[Part of a data file]
■ ■ ■ ■
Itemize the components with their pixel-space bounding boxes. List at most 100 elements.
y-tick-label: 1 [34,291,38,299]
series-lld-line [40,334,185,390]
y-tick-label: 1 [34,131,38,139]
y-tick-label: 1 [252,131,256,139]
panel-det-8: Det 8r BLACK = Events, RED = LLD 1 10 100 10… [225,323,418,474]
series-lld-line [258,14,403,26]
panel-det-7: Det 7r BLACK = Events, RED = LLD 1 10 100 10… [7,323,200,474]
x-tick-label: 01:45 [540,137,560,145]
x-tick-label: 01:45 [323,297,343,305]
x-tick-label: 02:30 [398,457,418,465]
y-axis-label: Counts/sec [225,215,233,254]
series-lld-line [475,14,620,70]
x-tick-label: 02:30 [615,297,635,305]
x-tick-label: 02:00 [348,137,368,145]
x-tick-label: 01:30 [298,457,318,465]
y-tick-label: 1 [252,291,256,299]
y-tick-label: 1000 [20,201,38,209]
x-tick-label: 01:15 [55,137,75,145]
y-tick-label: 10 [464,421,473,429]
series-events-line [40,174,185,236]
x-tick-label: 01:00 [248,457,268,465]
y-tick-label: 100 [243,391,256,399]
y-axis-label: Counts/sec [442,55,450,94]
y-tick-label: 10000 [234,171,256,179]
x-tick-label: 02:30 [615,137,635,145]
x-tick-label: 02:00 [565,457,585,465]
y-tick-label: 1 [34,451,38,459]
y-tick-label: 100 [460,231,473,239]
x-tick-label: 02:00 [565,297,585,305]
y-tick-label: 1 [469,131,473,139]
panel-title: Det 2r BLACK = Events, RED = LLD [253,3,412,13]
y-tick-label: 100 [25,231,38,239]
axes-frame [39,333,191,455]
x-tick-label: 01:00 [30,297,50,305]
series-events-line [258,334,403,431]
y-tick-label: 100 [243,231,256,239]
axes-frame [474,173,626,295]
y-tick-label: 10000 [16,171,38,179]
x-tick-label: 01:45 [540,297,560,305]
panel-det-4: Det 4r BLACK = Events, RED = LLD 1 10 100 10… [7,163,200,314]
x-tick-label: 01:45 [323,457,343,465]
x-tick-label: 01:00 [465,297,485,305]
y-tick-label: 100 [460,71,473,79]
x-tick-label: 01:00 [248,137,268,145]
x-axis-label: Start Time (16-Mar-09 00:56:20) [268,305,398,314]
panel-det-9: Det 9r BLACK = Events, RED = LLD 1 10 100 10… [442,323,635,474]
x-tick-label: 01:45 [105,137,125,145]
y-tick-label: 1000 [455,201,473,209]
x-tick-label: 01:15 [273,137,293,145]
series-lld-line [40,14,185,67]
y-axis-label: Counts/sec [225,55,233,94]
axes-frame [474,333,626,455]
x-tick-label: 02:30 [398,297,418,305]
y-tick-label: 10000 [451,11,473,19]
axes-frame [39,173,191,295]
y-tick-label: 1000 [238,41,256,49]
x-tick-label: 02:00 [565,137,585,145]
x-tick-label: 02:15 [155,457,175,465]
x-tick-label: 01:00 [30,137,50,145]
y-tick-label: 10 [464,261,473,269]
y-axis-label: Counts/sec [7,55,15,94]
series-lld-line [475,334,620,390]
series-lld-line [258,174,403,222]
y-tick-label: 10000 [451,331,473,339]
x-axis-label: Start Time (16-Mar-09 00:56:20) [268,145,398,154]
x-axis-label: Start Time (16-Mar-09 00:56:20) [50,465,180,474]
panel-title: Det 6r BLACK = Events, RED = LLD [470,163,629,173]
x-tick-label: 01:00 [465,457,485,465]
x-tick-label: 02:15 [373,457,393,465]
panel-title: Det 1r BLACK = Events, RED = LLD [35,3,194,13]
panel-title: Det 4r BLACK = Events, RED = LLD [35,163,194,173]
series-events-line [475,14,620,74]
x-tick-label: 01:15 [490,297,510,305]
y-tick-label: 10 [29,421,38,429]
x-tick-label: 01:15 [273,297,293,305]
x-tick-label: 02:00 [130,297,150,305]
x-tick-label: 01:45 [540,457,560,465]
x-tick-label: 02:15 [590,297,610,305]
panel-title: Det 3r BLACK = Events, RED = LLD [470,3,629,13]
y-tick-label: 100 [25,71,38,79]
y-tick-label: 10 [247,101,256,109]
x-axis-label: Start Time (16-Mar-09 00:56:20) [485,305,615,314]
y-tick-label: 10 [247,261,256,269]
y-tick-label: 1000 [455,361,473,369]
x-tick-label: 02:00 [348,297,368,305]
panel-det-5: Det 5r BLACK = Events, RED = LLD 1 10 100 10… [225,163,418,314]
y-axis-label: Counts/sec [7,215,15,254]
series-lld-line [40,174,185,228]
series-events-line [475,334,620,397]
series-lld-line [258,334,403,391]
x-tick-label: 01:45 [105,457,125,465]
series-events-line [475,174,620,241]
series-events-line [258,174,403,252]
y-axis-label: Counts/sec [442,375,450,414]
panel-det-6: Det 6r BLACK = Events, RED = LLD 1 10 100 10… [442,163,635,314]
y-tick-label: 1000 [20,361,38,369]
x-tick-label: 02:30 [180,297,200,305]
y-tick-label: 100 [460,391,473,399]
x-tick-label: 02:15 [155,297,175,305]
■ ■ ■ ■
### The request:
Transcribe all of the data above line for line, with no changes.

### Exercise response:
Itemize the components with their pixel-space bounding boxes. List at most 100 elements.
y-tick-label: 1 [34,291,38,299]
series-lld-line [40,334,185,390]
y-tick-label: 1 [34,131,38,139]
y-tick-label: 1 [252,131,256,139]
panel-det-8: Det 8r BLACK = Events, RED = LLD 1 10 100 10… [225,323,418,474]
series-lld-line [258,14,403,26]
panel-det-7: Det 7r BLACK = Events, RED = LLD 1 10 100 10… [7,323,200,474]
x-tick-label: 01:45 [540,137,560,145]
x-tick-label: 01:45 [323,297,343,305]
x-tick-label: 02:30 [398,457,418,465]
y-axis-label: Counts/sec [225,215,233,254]
series-lld-line [475,14,620,70]
x-tick-label: 02:30 [615,297,635,305]
x-tick-label: 02:00 [348,137,368,145]
x-tick-label: 01:30 [298,457,318,465]
y-tick-label: 1 [252,291,256,299]
y-tick-label: 1000 [20,201,38,209]
x-tick-label: 01:15 [55,137,75,145]
y-tick-label: 10 [464,421,473,429]
series-events-line [40,174,185,236]
x-tick-label: 01:00 [248,457,268,465]
y-tick-label: 100 [243,391,256,399]
y-axis-label: Counts/sec [442,55,450,94]
y-tick-label: 10000 [234,171,256,179]
x-tick-label: 02:30 [615,137,635,145]
x-tick-label: 02:00 [565,457,585,465]
y-tick-label: 1 [34,451,38,459]
y-tick-label: 100 [460,231,473,239]
x-tick-label: 02:00 [565,297,585,305]
y-tick-label: 1 [469,131,473,139]
panel-title: Det 2r BLACK = Events, RED = LLD [253,3,412,13]
y-tick-label: 100 [25,231,38,239]
axes-frame [39,333,191,455]
x-tick-label: 01:00 [30,297,50,305]
series-events-line [258,334,403,431]
y-tick-label: 100 [243,231,256,239]
axes-frame [474,173,626,295]
y-tick-label: 10000 [16,171,38,179]
x-tick-label: 01:45 [540,297,560,305]
panel-det-4: Det 4r BLACK = Events, RED = LLD 1 10 100 10… [7,163,200,314]
x-tick-label: 01:45 [323,457,343,465]
x-tick-label: 01:00 [465,297,485,305]
y-tick-label: 100 [460,71,473,79]
x-tick-label: 01:00 [248,137,268,145]
x-axis-label: Start Time (16-Mar-09 00:56:20) [268,305,398,314]
panel-det-9: Det 9r BLACK = Events, RED = LLD 1 10 100 10… [442,323,635,474]
x-tick-label: 01:45 [105,137,125,145]
y-tick-label: 1000 [455,201,473,209]
x-tick-label: 01:15 [273,137,293,145]
series-lld-line [40,14,185,67]
y-axis-label: Counts/sec [225,55,233,94]
axes-frame [474,333,626,455]
x-tick-label: 02:30 [398,297,418,305]
y-tick-label: 10000 [451,11,473,19]
axes-frame [39,173,191,295]
y-tick-label: 1000 [238,41,256,49]
x-tick-label: 02:00 [565,137,585,145]
x-tick-label: 02:15 [155,457,175,465]
x-tick-label: 01:00 [30,137,50,145]
y-tick-label: 10 [464,261,473,269]
y-axis-label: Counts/sec [7,55,15,94]
series-lld-line [475,334,620,390]
series-lld-line [258,174,403,222]
y-tick-label: 10000 [451,331,473,339]
x-axis-label: Start Time (16-Mar-09 00:56:20) [268,145,398,154]
x-axis-label: Start Time (16-Mar-09 00:56:20) [50,465,180,474]
panel-title: Det 6r BLACK = Events, RED = LLD [470,163,629,173]
x-tick-label: 01:00 [465,457,485,465]
x-tick-label: 02:15 [373,457,393,465]
panel-title: Det 1r BLACK = Events, RED = LLD [35,3,194,13]
panel-title: Det 4r BLACK = Events, RED = LLD [35,163,194,173]
series-events-line [475,14,620,74]
x-tick-label: 01:15 [490,297,510,305]
y-tick-label: 10 [29,421,38,429]
x-tick-label: 01:15 [273,297,293,305]
x-tick-label: 02:00 [130,297,150,305]
x-tick-label: 01:45 [540,457,560,465]
x-tick-label: 02:15 [590,297,610,305]
panel-title: Det 3r BLACK = Events, RED = LLD [470,3,629,13]
y-tick-label: 100 [25,71,38,79]
y-tick-label: 10 [247,101,256,109]
x-axis-label: Start Time (16-Mar-09 00:56:20) [485,305,615,314]
y-tick-label: 10 [247,261,256,269]
y-tick-label: 1000 [455,361,473,369]
x-tick-label: 02:00 [348,297,368,305]
panel-det-5: Det 5r BLACK = Events, RED = LLD 1 10 100 10… [225,163,418,314]
y-axis-label: Counts/sec [7,215,15,254]
series-lld-line [40,174,185,228]
series-events-line [475,334,620,397]
series-lld-line [258,334,403,391]
x-tick-label: 01:45 [105,457,125,465]
series-events-line [475,174,620,241]
series-events-line [258,174,403,252]
y-axis-label: Counts/sec [442,375,450,414]
panel-det-6: Det 6r BLACK = Events, RED = LLD 1 10 100 10… [442,163,635,314]
y-tick-label: 1000 [20,361,38,369]
x-tick-label: 02:30 [180,297,200,305]
y-tick-label: 100 [460,391,473,399]
x-tick-label: 02:15 [155,297,175,305]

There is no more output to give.